Data entries
┄┄┄┄┄┄┄┄┄┄

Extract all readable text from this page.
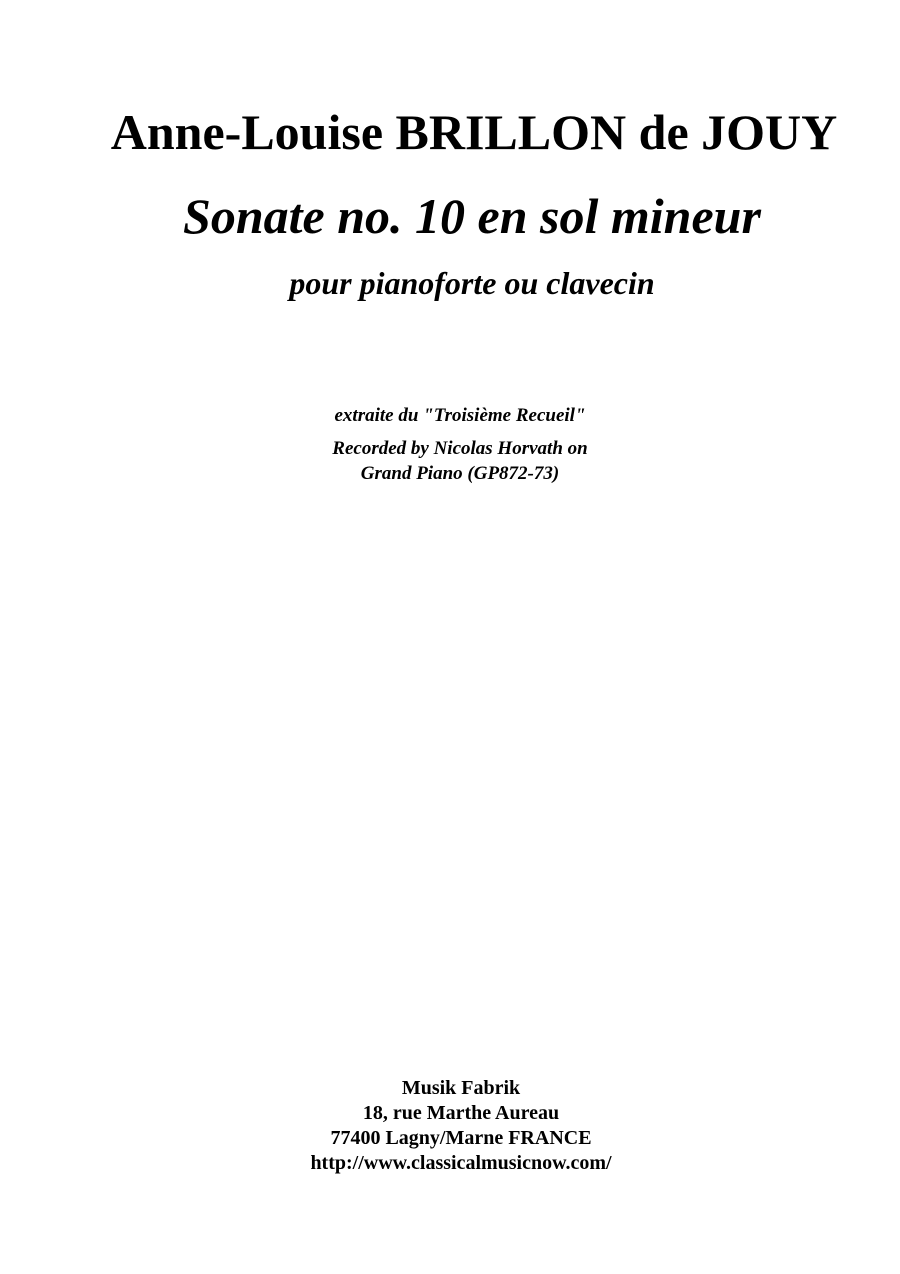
Anne-Louise BRILLON de JOUY
Sonate no. 10 en sol mineur
pour pianoforte ou clavecin
extraite du "Troisième Recueil"
Recorded by Nicolas Horvath on
Grand Piano (GP872-73)
Musik Fabrik
18, rue Marthe Aureau
77400 Lagny/Marne FRANCE
http://www.classicalmusicnow.com/
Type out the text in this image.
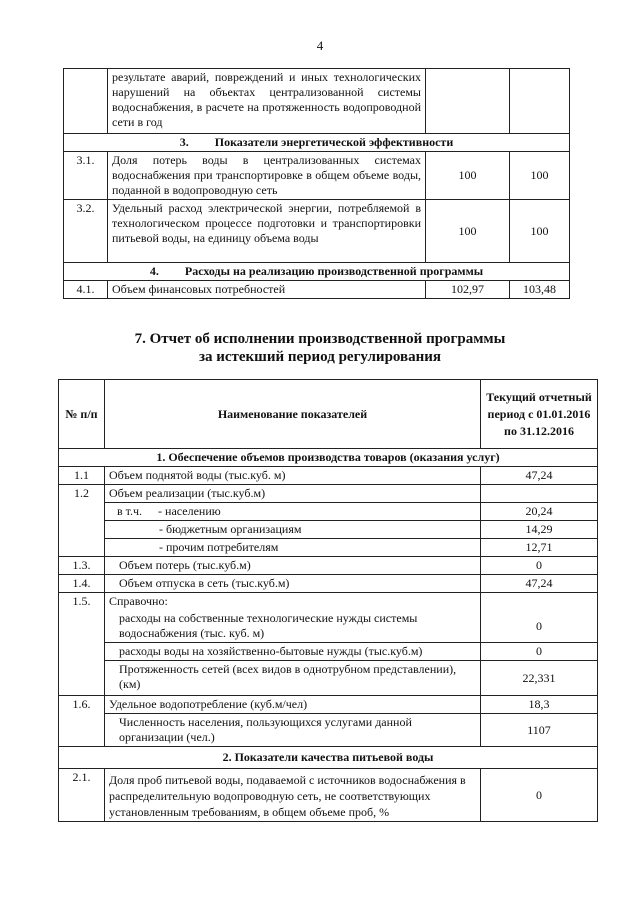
4
	результате аварий, повреждений и иных технологических нарушений на объектах централизованной системы водоснабжения, в расчете на протяженность водопроводной сети в год		
3. Показатели энергетической эффективности			
3.1.	Доля потерь воды в централизованных системах водоснабжения при транспортировке в общем объеме воды, поданной в водопроводную сеть	100	100
3.2.	Удельный расход электрической энергии, потребляемой в технологическом процессе подготовки и транспортировки питьевой воды, на единицу объема воды	100	100
4. Расходы на реализацию производственной программы			
4.1.	Объем финансовых потребностей	102,97	103,48
7. Отчет об исполнении производственной программы
за истекший период регулирования
№ п/п	Наименование показателей	Текущий отчетный период с 01.01.2016 по 31.12.2016
1. Обеспечение объемов производства товаров (оказания услуг)		
1.1	Объем поднятой воды (тыс.куб. м)	47,24
1.2	Объем реализации (тыс.куб.м)	
	в т.ч. - населению	20,24
	- бюджетным организациям	14,29
	- прочим потребителям	12,71
1.3.	Объем потерь (тыс.куб.м)	0
1.4.	Объем отпуска в сеть (тыс.куб.м)	47,24
1.5.	Справочно:	
	расходы на собственные технологические нужды системы водоснабжения (тыс. куб. м)	0
	расходы воды на хозяйственно-бытовые нужды (тыс.куб.м)	0
	Протяженность сетей (всех видов в однотрубном представлении), (км)	22,331
1.6.	Удельное водопотребление (куб.м/чел)	18,3
	Численность населения, пользующихся услугами данной организации (чел.)	1107
2. Показатели качества питьевой воды		
2.1.	Доля проб питьевой воды, подаваемой с источников водоснабжения в распределительную водопроводную сеть, не соответствующих установленным требованиям, в общем объеме проб, %	0
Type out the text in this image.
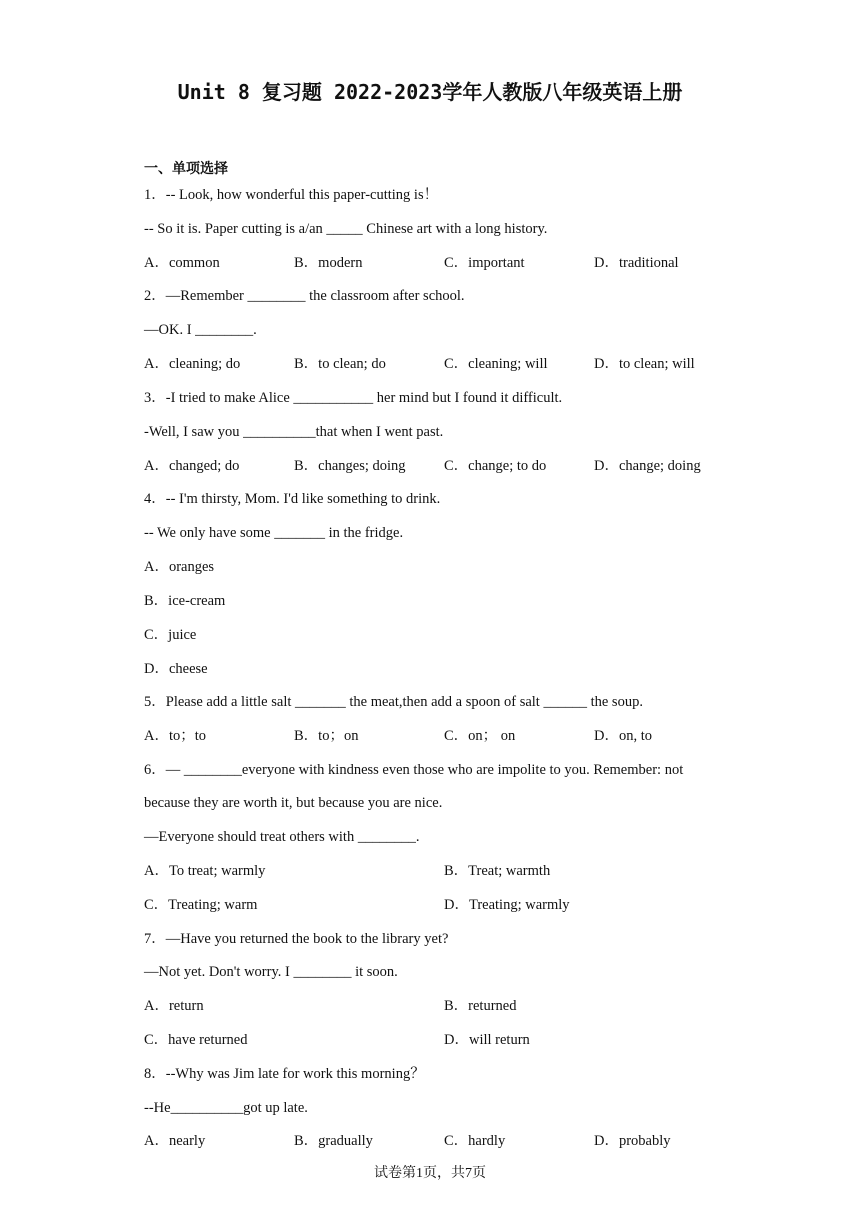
Unit 8 复习题 2022-2023学年人教版八年级英语上册
一、单项选择
1．-- Look, how wonderful this paper-cutting is！
-- So it is. Paper cutting is a/an _____ Chinese art with a long history.
A．common	B．modern	C．important	D．traditional
2．—Remember ________ the classroom after school.
—OK. I ________.
A．cleaning; do	B．to clean; do	C．cleaning; will	D．to clean; will
3．-I tried to make Alice ___________ her mind but I found it difficult.
-Well, I saw you __________that when I went past.
A．changed; do	B．changes; doing	C．change; to do	D．change; doing
4．-- I'm thirsty, Mom. I'd like something to drink.
-- We only have some _______ in the fridge.
A．oranges
B．ice-cream
C．juice
D．cheese
5．Please add a little salt _______ the meat,then add a spoon of salt ______ the soup.
A．to；to	B．to；on	C．on； on	D．on, to
6．— ________everyone with kindness even those who are impolite to you. Remember: not
because they are worth it, but because you are nice.
—Everyone should treat others with ________.
A．To treat; warmly	B．Treat; warmth
C．Treating; warm	D．Treating; warmly
7．—Have you returned the book to the library yet?
—Not yet. Don't worry. I ________ it soon.
A．return	B．returned
C．have returned	D．will return
8．--Why was Jim late for work this morning？
--He__________got up late.
A．nearly	B．gradually	C．hardly	D．probably
试卷第1页，共7页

┄┄┄┄┄┄┄┄┄┄

### [What the task requires]
Report how many lines include the word "системы". Give nothing but the number.

### [Correct result]
2